(Provided entries):
- - - -

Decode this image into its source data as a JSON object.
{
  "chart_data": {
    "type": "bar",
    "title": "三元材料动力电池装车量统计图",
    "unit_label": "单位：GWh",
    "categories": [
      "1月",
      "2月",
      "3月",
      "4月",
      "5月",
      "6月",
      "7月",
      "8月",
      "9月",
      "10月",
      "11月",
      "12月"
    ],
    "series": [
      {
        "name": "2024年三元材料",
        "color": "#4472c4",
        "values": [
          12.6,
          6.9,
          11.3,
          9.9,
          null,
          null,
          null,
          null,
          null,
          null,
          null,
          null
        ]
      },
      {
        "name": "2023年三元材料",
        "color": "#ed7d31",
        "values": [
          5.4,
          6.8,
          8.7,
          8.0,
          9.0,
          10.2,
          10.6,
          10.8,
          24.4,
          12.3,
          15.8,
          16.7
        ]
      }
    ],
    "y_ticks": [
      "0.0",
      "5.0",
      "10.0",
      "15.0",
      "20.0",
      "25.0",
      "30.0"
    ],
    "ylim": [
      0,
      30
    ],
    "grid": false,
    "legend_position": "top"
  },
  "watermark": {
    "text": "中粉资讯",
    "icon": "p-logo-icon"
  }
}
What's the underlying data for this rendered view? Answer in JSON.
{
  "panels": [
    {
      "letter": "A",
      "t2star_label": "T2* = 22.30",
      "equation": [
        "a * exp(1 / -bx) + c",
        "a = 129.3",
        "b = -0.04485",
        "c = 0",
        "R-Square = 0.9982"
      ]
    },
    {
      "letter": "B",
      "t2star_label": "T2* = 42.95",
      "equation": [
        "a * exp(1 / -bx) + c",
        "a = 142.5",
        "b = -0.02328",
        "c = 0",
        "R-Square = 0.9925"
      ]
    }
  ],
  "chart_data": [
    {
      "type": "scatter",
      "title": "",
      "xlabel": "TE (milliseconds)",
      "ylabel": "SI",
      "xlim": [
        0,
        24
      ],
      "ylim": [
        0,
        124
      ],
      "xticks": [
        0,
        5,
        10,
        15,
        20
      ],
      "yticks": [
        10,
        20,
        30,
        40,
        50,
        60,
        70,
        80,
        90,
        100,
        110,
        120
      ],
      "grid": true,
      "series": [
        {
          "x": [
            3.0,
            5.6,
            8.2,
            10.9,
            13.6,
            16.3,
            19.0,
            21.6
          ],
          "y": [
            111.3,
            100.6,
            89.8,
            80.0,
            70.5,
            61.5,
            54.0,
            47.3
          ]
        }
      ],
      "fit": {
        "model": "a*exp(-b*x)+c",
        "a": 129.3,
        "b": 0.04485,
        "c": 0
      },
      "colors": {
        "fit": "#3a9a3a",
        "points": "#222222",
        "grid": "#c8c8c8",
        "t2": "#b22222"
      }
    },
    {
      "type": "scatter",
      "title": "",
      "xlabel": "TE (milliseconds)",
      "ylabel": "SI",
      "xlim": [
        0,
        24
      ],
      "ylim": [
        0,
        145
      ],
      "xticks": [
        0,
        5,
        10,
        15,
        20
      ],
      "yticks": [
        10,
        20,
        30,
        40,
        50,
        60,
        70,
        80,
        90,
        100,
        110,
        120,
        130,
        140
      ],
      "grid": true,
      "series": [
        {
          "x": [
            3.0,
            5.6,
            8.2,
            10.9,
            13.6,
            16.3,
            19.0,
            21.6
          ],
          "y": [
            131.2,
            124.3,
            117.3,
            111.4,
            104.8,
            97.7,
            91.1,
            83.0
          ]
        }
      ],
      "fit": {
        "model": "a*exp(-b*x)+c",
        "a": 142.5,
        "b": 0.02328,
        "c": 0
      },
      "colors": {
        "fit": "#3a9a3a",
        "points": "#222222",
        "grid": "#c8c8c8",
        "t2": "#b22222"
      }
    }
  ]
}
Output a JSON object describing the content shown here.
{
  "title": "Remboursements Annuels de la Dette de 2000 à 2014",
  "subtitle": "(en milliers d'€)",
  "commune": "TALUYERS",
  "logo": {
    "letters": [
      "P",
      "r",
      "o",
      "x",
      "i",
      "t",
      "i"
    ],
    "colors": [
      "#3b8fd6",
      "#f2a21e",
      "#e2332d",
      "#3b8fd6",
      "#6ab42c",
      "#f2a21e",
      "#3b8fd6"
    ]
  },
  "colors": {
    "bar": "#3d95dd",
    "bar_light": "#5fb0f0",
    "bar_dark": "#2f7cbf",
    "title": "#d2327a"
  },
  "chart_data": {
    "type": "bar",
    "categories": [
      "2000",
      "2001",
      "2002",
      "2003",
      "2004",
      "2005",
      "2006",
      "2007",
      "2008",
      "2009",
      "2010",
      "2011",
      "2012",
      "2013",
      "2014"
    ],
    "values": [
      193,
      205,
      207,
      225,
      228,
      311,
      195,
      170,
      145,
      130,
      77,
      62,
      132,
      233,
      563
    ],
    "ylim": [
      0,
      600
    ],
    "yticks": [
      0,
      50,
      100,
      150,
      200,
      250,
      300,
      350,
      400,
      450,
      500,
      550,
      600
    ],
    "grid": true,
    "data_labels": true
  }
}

- - - -

(Work to complete):
Give back all the data exactly as written.

(Solution for this task):
Decode this image into its source data as a JSON object.
{
  "chart_data": {
    "type": "bar",
    "title": "三元材料动力电池装车量统计图",
    "unit_label": "单位：GWh",
    "categories": [
      "1月",
      "2月",
      "3月",
      "4月",
      "5月",
      "6月",
      "7月",
      "8月",
      "9月",
      "10月",
      "11月",
      "12月"
    ],
    "series": [
      {
        "name": "2024年三元材料",
        "color": "#4472c4",
        "values": [
          12.6,
          6.9,
          11.3,
          9.9,
          null,
          null,
          null,
          null,
          null,
          null,
          null,
          null
        ]
      },
      {
        "name": "2023年三元材料",
        "color": "#ed7d31",
        "values": [
          5.4,
          6.8,
          8.7,
          8.0,
          9.0,
          10.2,
          10.6,
          10.8,
          24.4,
          12.3,
          15.8,
          16.7
        ]
      }
    ],
    "y_ticks": [
      "0.0",
      "5.0",
      "10.0",
      "15.0",
      "20.0",
      "25.0",
      "30.0"
    ],
    "ylim": [
      0,
      30
    ],
    "grid": false,
    "legend_position": "top"
  },
  "watermark": {
    "text": "中粉资讯",
    "icon": "p-logo-icon"
  }
}
What's the underlying data for this rendered view? Answer in JSON.
{
  "panels": [
    {
      "letter": "A",
      "t2star_label": "T2* = 22.30",
      "equation": [
        "a * exp(1 / -bx) + c",
        "a = 129.3",
        "b = -0.04485",
        "c = 0",
        "R-Square = 0.9982"
      ]
    },
    {
      "letter": "B",
      "t2star_label": "T2* = 42.95",
      "equation": [
        "a * exp(1 / -bx) + c",
        "a = 142.5",
        "b = -0.02328",
        "c = 0",
        "R-Square = 0.9925"
      ]
    }
  ],
  "chart_data": [
    {
      "type": "scatter",
      "title": "",
      "xlabel": "TE (milliseconds)",
      "ylabel": "SI",
      "xlim": [
        0,
        24
      ],
      "ylim": [
        0,
        124
      ],
      "xticks": [
        0,
        5,
        10,
        15,
        20
      ],
      "yticks": [
        10,
        20,
        30,
        40,
        50,
        60,
        70,
        80,
        90,
        100,
        110,
        120
      ],
      "grid": true,
      "series": [
        {
          "x": [
            3.0,
            5.6,
            8.2,
            10.9,
            13.6,
            16.3,
            19.0,
            21.6
          ],
          "y": [
            111.3,
            100.6,
            89.8,
            80.0,
            70.5,
            61.5,
            54.0,
            47.3
          ]
        }
      ],
      "fit": {
        "model": "a*exp(-b*x)+c",
        "a": 129.3,
        "b": 0.04485,
        "c": 0
      },
      "colors": {
        "fit": "#3a9a3a",
        "points": "#222222",
        "grid": "#c8c8c8",
        "t2": "#b22222"
      }
    },
    {
      "type": "scatter",
      "title": "",
      "xlabel": "TE (milliseconds)",
      "ylabel": "SI",
      "xlim": [
        0,
        24
      ],
      "ylim": [
        0,
        145
      ],
      "xticks": [
        0,
        5,
        10,
        15,
        20
      ],
      "yticks": [
        10,
        20,
        30,
        40,
        50,
        60,
        70,
        80,
        90,
        100,
        110,
        120,
        130,
        140
      ],
      "grid": true,
      "series": [
        {
          "x": [
            3.0,
            5.6,
            8.2,
            10.9,
            13.6,
            16.3,
            19.0,
            21.6
          ],
          "y": [
            131.2,
            124.3,
            117.3,
            111.4,
            104.8,
            97.7,
            91.1,
            83.0
          ]
        }
      ],
      "fit": {
        "model": "a*exp(-b*x)+c",
        "a": 142.5,
        "b": 0.02328,
        "c": 0
      },
      "colors": {
        "fit": "#3a9a3a",
        "points": "#222222",
        "grid": "#c8c8c8",
        "t2": "#b22222"
      }
    }
  ]
}
Output a JSON object describing the content shown here.
{
  "title": "Remboursements Annuels de la Dette de 2000 à 2014",
  "subtitle": "(en milliers d'€)",
  "commune": "TALUYERS",
  "logo": {
    "letters": [
      "P",
      "r",
      "o",
      "x",
      "i",
      "t",
      "i"
    ],
    "colors": [
      "#3b8fd6",
      "#f2a21e",
      "#e2332d",
      "#3b8fd6",
      "#6ab42c",
      "#f2a21e",
      "#3b8fd6"
    ]
  },
  "colors": {
    "bar": "#3d95dd",
    "bar_light": "#5fb0f0",
    "bar_dark": "#2f7cbf",
    "title": "#d2327a"
  },
  "chart_data": {
    "type": "bar",
    "categories": [
      "2000",
      "2001",
      "2002",
      "2003",
      "2004",
      "2005",
      "2006",
      "2007",
      "2008",
      "2009",
      "2010",
      "2011",
      "2012",
      "2013",
      "2014"
    ],
    "values": [
      193,
      205,
      207,
      225,
      228,
      311,
      195,
      170,
      145,
      130,
      77,
      62,
      132,
      233,
      563
    ],
    "ylim": [
      0,
      600
    ],
    "yticks": [
      0,
      50,
      100,
      150,
      200,
      250,
      300,
      350,
      400,
      450,
      500,
      550,
      600
    ],
    "grid": true,
    "data_labels": true
  }
}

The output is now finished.